== EXERCISE TASK 1 ==
Write out the rows below exactly as they appear, leaving out the picture.

== PASSAGE TO READ ==
=====

Now you know "the" Chickens in the Yard. They also pay rent:

The best kind of remedy

This is the first post of what will hopefully be many more to come.


Life as a musician isn't always easy.

There are days like today when, for whatever reason, the folks who normally would listen to you don't, and you don't know what else you could've done to hold their attention or earn their sale. There are times when your voice doesn't cooperate or perhaps your guitar string(s) break and you can't seem to get in a good "zone" while you perform. There are times when you don't even get the chance to perform, be it due to last-minute clients who cancel or freak north Texas ice-pocalypses in mid-March.

This month has seen all of those for me. It's been a tough one.

I spent much of 2014 planning, writing, fundraising for and recording "Lost Again." Over 60 songs were written in anticipation of the project and a final 10 were chosen from that list of being the most worthy, in both my mind and my producer's. While the fundraising process via Kickstarter was exhausting (more on that in a future post), the recording process was when I felt the most alive in my role as a performing songwriter. I felt like I was doing what I was supposed to be doing, and it was a fruitful time in general for me. In January the recording wrapped up and I set a release date of February 17th. A Tuesday... because for some reason in America, movies come out Friday and new albums on Tuesday.

I imagined that the release would usher in another period of great inner peace and provide extra financial security. Unfortunately I was wrong.

Don't get me wrong: "Lost Again" has been extremely well received by both my Kickstarter backers and everyone else I know of who has bought the record (you can get a copy here if you want). That said, money has been a bit tighter than usual due to a number of factors, including annual taxes, dental checkups, insurance payments of all sorts, and random large expenses related to Katrina's upcoming graduation from PA school. Adding to the stress is that my usual daytime gig, at Potbelly, has been stingier to my wallet than it generally has over the past few years. For some reason, folks just aren't coming in to the stores I play in as much as they used to, and the ones who do are often in and out again before they've even noticed my presence. All of this plus the typical day-to-day stresses have brought me down quite a bit from the heights I was at just a few weeks and months ago. Often when I get into phases like this, it's due to some process in my mind that distorts my perception of reality, and leads me into a sort of "woe-is-me" mindset.

The best remedy for a situation like this, in my mind, is to reflect on the things I am thankful for and to question again why I do what I do.

The honest truth is that I am a very fortunate and blessed man. Though I don't have many dollars, relatively, in the bank account at this time, I consider myself very rich... both because this map says I am, and because of the many things I have been given in life. I am thankful that each day of the year is somewhat different than the day before. I wouldn't thrive in a 9-5, office setting. I am thankful that there are people who support my musical endeavors not only because they're friends of mine, but because they're legitimate fans of my work. I never thought that I would ever have any true fans just 5 years ago. I am thankful that these fans empower me both emotionally and financially to do what I love, every single day.

Why do I do this? Why am I content to try to make a living writing songs and performing?

=====

== RECORDED INFORMATION ==
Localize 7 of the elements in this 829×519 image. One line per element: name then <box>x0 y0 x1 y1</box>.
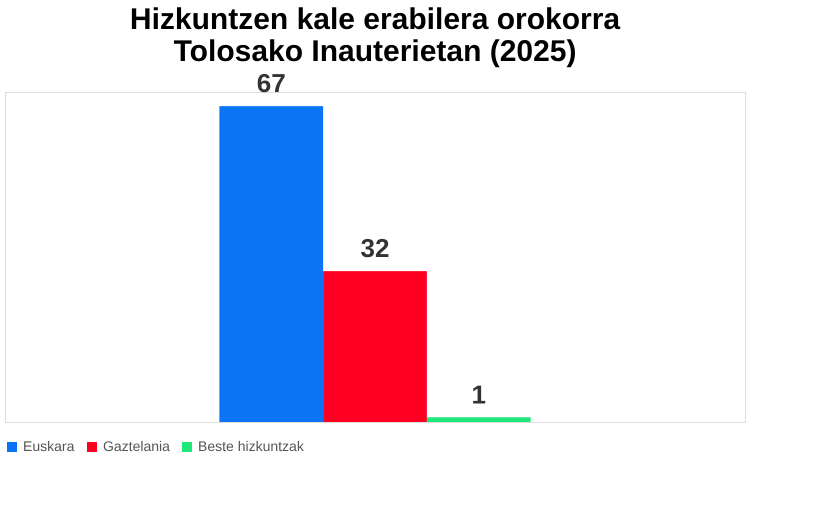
chart-title: Hizkuntzen kale erabilera orokorra Tolosako Inauterietan (2025) <box>130 3 620 68</box>
data-label: 67 <box>256 68 286 98</box>
legend-label: Beste hizkuntzak <box>198 438 305 454</box>
legend-label: Gaztelania <box>103 438 170 454</box>
legend-label: Euskara <box>23 438 75 454</box>
data-label: 1 <box>472 379 486 410</box>
data-label: 32 <box>360 233 390 264</box>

=====

== EXERCISE TASK 2 ==
Reproduce verbatim the part of the musician's post above that starts at the words "The best kind" and stops after "ice-pocalypses in mid-March.".

== EXERCISE OUTPUT 1 ==
Localize 7 of the elements in this 829×519 image. One line per element: name then <box>x0 y0 x1 y1</box>.
chart-title: Hizkuntzen kale erabilera orokorra Tolosako Inauterietan (2025) <box>130 3 620 68</box>
data-label: 67 <box>256 68 286 98</box>
legend-label: Beste hizkuntzak <box>198 438 305 454</box>
legend-label: Gaztelania <box>103 438 170 454</box>
legend-label: Euskara <box>23 438 75 454</box>
data-label: 1 <box>472 379 486 410</box>
data-label: 32 <box>360 233 390 264</box>

== EXERCISE OUTPUT 2 ==
The best kind of remedy

This is the first post of what will hopefully be many more to come.


Life as a musician isn't always easy.

There are days like today when, for whatever reason, the folks who normally would listen to you don't, and you don't know what else you could've done to hold their attention or earn their sale. There are times when your voice doesn't cooperate or perhaps your guitar string(s) break and you can't seem to get in a good "zone" while you perform. There are times when you don't even get the chance to perform, be it due to last-minute clients who cancel or freak north Texas ice-pocalypses in mid-March.